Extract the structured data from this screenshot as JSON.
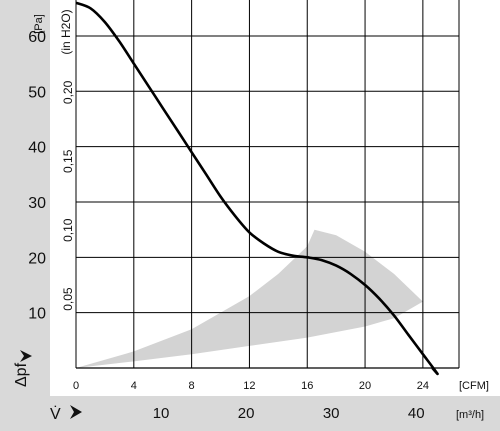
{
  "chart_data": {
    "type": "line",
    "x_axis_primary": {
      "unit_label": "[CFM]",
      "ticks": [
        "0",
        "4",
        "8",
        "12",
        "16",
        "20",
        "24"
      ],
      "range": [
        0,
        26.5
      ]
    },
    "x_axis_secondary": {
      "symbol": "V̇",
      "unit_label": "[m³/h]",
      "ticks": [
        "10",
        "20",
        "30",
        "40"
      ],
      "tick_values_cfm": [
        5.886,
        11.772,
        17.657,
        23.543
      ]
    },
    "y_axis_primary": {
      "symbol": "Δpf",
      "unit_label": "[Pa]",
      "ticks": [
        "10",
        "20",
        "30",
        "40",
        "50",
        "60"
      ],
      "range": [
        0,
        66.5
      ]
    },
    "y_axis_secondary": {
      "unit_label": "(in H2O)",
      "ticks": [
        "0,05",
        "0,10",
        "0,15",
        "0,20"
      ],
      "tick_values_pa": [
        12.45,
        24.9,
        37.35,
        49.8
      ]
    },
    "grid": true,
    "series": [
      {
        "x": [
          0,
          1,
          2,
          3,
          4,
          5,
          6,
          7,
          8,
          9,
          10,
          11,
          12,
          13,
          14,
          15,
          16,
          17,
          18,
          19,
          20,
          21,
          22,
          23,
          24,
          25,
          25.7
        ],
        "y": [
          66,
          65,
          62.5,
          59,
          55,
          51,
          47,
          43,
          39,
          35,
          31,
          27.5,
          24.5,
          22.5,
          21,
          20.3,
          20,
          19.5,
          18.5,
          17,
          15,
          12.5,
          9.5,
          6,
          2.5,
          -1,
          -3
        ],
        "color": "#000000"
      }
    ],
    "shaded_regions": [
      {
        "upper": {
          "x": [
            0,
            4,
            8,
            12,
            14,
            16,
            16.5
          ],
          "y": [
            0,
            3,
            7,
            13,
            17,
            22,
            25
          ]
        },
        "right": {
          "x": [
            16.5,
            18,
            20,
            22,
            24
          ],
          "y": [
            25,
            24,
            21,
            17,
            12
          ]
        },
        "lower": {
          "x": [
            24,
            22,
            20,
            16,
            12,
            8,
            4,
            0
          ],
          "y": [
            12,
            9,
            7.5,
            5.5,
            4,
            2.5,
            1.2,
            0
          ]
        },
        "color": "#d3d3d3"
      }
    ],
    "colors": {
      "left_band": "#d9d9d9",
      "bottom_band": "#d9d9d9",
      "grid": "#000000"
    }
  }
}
★ ★ ★
▶ **OBJECTIVE**: Give back all entries exactly. No pictures belong in the copy.

▶ **RESULT**:
Extract the structured data from this screenshot as JSON.
{
  "chart_data": {
    "type": "line",
    "x_axis_primary": {
      "unit_label": "[CFM]",
      "ticks": [
        "0",
        "4",
        "8",
        "12",
        "16",
        "20",
        "24"
      ],
      "range": [
        0,
        26.5
      ]
    },
    "x_axis_secondary": {
      "symbol": "V̇",
      "unit_label": "[m³/h]",
      "ticks": [
        "10",
        "20",
        "30",
        "40"
      ],
      "tick_values_cfm": [
        5.886,
        11.772,
        17.657,
        23.543
      ]
    },
    "y_axis_primary": {
      "symbol": "Δpf",
      "unit_label": "[Pa]",
      "ticks": [
        "10",
        "20",
        "30",
        "40",
        "50",
        "60"
      ],
      "range": [
        0,
        66.5
      ]
    },
    "y_axis_secondary": {
      "unit_label": "(in H2O)",
      "ticks": [
        "0,05",
        "0,10",
        "0,15",
        "0,20"
      ],
      "tick_values_pa": [
        12.45,
        24.9,
        37.35,
        49.8
      ]
    },
    "grid": true,
    "series": [
      {
        "x": [
          0,
          1,
          2,
          3,
          4,
          5,
          6,
          7,
          8,
          9,
          10,
          11,
          12,
          13,
          14,
          15,
          16,
          17,
          18,
          19,
          20,
          21,
          22,
          23,
          24,
          25,
          25.7
        ],
        "y": [
          66,
          65,
          62.5,
          59,
          55,
          51,
          47,
          43,
          39,
          35,
          31,
          27.5,
          24.5,
          22.5,
          21,
          20.3,
          20,
          19.5,
          18.5,
          17,
          15,
          12.5,
          9.5,
          6,
          2.5,
          -1,
          -3
        ],
        "color": "#000000"
      }
    ],
    "shaded_regions": [
      {
        "upper": {
          "x": [
            0,
            4,
            8,
            12,
            14,
            16,
            16.5
          ],
          "y": [
            0,
            3,
            7,
            13,
            17,
            22,
            25
          ]
        },
        "right": {
          "x": [
            16.5,
            18,
            20,
            22,
            24
          ],
          "y": [
            25,
            24,
            21,
            17,
            12
          ]
        },
        "lower": {
          "x": [
            24,
            22,
            20,
            16,
            12,
            8,
            4,
            0
          ],
          "y": [
            12,
            9,
            7.5,
            5.5,
            4,
            2.5,
            1.2,
            0
          ]
        },
        "color": "#d3d3d3"
      }
    ],
    "colors": {
      "left_band": "#d9d9d9",
      "bottom_band": "#d9d9d9",
      "grid": "#000000"
    }
  }
}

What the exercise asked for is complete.